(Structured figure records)
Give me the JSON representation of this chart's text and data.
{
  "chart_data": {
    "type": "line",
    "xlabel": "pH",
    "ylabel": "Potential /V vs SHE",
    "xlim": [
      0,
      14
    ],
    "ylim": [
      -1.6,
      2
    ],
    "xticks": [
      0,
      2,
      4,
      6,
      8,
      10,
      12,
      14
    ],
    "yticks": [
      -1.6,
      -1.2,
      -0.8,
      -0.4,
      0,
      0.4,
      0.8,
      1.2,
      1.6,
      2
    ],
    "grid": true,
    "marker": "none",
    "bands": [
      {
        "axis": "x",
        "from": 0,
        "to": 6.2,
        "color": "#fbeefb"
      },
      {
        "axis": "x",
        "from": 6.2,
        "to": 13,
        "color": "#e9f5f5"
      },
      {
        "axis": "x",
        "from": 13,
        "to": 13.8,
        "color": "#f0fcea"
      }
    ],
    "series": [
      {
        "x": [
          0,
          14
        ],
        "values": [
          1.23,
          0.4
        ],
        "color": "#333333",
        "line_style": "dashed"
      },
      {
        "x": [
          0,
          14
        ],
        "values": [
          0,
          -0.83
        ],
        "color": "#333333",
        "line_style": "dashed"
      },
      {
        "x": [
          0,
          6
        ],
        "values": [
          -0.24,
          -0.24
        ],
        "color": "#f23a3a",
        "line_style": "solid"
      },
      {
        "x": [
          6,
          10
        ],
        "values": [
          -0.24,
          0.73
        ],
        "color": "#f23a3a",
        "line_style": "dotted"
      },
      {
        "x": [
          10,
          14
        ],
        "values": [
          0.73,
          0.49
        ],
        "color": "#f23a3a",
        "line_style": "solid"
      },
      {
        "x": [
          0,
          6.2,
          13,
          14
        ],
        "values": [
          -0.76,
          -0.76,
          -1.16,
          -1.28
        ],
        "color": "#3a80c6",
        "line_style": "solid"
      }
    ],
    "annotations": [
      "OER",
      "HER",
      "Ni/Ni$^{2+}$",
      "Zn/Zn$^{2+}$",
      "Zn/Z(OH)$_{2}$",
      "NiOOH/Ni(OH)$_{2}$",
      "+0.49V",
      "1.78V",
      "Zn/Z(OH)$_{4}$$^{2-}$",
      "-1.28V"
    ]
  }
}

TO BE DONE: Transcribe each entry exactly.

EXERCISE OUTPUT:
Give me the JSON representation of this chart's text and data.
{
  "chart_data": {
    "type": "line",
    "xlabel": "pH",
    "ylabel": "Potential /V vs SHE",
    "xlim": [
      0,
      14
    ],
    "ylim": [
      -1.6,
      2
    ],
    "xticks": [
      0,
      2,
      4,
      6,
      8,
      10,
      12,
      14
    ],
    "yticks": [
      -1.6,
      -1.2,
      -0.8,
      -0.4,
      0,
      0.4,
      0.8,
      1.2,
      1.6,
      2
    ],
    "grid": true,
    "marker": "none",
    "bands": [
      {
        "axis": "x",
        "from": 0,
        "to": 6.2,
        "color": "#fbeefb"
      },
      {
        "axis": "x",
        "from": 6.2,
        "to": 13,
        "color": "#e9f5f5"
      },
      {
        "axis": "x",
        "from": 13,
        "to": 13.8,
        "color": "#f0fcea"
      }
    ],
    "series": [
      {
        "x": [
          0,
          14
        ],
        "values": [
          1.23,
          0.4
        ],
        "color": "#333333",
        "line_style": "dashed"
      },
      {
        "x": [
          0,
          14
        ],
        "values": [
          0,
          -0.83
        ],
        "color": "#333333",
        "line_style": "dashed"
      },
      {
        "x": [
          0,
          6
        ],
        "values": [
          -0.24,
          -0.24
        ],
        "color": "#f23a3a",
        "line_style": "solid"
      },
      {
        "x": [
          6,
          10
        ],
        "values": [
          -0.24,
          0.73
        ],
        "color": "#f23a3a",
        "line_style": "dotted"
      },
      {
        "x": [
          10,
          14
        ],
        "values": [
          0.73,
          0.49
        ],
        "color": "#f23a3a",
        "line_style": "solid"
      },
      {
        "x": [
          0,
          6.2,
          13,
          14
        ],
        "values": [
          -0.76,
          -0.76,
          -1.16,
          -1.28
        ],
        "color": "#3a80c6",
        "line_style": "solid"
      }
    ],
    "annotations": [
      "OER",
      "HER",
      "Ni/Ni$^{2+}$",
      "Zn/Zn$^{2+}$",
      "Zn/Z(OH)$_{2}$",
      "NiOOH/Ni(OH)$_{2}$",
      "+0.49V",
      "1.78V",
      "Zn/Z(OH)$_{4}$$^{2-}$",
      "-1.28V"
    ]
  }
}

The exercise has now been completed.